_Problem requirements_. Filter the records below down to lines containing "head".

>> begin Record list

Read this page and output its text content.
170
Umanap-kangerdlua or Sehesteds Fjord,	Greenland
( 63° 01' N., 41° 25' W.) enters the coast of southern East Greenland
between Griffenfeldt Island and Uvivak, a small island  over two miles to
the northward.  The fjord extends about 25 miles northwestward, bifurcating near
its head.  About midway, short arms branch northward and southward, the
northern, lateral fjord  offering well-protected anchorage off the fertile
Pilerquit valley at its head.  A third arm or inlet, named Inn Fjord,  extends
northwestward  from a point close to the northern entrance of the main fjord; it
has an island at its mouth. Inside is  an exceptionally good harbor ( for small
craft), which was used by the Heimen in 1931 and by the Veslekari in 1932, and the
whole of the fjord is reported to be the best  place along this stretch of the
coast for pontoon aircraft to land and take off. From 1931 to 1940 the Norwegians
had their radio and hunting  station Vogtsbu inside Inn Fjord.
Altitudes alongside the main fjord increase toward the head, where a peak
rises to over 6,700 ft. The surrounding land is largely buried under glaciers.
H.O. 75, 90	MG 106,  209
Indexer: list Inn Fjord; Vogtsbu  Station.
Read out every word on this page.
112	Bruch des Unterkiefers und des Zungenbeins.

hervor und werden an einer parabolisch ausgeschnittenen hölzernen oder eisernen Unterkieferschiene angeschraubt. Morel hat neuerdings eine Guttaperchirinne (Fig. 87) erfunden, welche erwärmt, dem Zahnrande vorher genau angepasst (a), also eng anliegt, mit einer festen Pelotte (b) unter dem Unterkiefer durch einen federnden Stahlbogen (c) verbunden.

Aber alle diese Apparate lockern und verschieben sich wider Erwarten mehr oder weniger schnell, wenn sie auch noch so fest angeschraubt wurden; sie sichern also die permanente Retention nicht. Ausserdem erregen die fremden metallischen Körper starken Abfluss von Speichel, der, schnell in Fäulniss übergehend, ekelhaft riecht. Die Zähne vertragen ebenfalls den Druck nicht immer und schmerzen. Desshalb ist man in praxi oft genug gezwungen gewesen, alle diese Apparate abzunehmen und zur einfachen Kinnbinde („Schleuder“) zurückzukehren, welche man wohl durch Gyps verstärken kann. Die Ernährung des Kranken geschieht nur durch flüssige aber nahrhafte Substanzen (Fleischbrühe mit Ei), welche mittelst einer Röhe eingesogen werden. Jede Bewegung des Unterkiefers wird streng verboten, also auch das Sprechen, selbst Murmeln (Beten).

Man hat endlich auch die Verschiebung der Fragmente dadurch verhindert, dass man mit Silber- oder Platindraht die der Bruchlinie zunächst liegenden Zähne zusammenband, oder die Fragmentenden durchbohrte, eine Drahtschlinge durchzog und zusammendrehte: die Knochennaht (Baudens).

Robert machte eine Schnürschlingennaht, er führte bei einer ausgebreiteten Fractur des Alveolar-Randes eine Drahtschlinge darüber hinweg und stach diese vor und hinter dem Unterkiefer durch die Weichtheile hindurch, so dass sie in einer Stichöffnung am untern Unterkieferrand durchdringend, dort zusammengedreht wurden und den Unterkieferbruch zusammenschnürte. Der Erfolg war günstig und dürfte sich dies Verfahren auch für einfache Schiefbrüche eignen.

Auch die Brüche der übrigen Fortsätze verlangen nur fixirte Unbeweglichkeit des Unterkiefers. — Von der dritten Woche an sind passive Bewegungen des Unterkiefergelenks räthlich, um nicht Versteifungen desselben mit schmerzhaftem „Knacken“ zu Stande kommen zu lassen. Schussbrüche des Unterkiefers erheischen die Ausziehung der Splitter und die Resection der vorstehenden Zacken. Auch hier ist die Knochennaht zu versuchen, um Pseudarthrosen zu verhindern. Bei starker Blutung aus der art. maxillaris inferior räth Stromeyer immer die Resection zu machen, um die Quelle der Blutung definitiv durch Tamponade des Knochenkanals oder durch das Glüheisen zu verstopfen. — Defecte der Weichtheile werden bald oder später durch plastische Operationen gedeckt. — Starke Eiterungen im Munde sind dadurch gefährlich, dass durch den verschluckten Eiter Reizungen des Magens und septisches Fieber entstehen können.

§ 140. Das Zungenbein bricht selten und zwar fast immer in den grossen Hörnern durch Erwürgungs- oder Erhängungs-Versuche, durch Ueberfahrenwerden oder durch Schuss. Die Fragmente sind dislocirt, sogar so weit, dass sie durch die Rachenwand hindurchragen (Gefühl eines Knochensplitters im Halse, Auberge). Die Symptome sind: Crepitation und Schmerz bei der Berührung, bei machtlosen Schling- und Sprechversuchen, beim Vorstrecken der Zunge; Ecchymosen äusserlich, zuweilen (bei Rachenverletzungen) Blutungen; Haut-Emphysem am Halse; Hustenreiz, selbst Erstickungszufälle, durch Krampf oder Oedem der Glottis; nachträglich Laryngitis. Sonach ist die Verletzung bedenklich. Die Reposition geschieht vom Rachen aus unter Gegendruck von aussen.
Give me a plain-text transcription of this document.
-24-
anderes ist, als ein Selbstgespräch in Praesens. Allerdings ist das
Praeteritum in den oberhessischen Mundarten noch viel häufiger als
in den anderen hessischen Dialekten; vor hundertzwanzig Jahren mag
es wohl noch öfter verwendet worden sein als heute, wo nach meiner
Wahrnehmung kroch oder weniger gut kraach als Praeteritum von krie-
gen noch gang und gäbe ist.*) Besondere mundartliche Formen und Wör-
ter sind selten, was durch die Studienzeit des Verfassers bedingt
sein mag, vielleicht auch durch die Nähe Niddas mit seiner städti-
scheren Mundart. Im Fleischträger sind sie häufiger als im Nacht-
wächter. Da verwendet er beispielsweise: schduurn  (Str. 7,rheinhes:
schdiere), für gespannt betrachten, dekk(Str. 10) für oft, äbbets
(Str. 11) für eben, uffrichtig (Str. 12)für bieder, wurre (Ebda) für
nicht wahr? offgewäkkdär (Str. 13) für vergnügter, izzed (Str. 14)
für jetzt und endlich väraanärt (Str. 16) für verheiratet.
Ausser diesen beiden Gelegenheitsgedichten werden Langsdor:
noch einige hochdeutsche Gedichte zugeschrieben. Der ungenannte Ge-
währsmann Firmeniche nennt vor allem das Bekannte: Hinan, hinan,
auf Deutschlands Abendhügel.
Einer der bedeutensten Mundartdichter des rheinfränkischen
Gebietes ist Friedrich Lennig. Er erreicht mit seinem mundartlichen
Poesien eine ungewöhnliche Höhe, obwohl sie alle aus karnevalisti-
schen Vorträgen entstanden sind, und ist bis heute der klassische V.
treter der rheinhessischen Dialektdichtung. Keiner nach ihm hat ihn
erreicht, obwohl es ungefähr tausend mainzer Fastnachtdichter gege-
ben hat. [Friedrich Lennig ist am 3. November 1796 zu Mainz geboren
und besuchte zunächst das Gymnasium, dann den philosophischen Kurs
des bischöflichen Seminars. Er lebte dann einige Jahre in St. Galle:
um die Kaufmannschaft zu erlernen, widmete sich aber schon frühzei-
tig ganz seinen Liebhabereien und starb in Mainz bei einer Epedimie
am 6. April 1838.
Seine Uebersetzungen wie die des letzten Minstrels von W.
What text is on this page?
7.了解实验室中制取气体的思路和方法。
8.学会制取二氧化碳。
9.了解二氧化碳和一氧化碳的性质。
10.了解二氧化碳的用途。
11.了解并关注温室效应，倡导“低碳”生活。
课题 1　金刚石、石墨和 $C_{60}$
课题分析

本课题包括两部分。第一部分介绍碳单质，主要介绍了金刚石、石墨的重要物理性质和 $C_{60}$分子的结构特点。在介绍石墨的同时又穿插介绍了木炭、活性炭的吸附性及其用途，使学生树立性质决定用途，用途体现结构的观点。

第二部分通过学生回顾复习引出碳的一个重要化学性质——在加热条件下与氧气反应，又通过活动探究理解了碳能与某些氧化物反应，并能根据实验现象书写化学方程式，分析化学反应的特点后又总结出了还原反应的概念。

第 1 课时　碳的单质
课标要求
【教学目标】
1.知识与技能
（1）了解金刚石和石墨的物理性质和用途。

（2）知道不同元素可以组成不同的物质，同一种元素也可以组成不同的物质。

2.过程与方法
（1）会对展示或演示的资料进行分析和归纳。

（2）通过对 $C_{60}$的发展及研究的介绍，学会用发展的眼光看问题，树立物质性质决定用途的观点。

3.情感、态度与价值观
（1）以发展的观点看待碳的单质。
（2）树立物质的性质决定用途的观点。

>> end Record list

_Final result_.
its head.  About midway, short arms branch northward and southward, the
Pilerquit valley at its head.  A third arm or inlet, named Inn Fjord,  extends
Altitudes alongside the main fjord increase toward the head, where a peak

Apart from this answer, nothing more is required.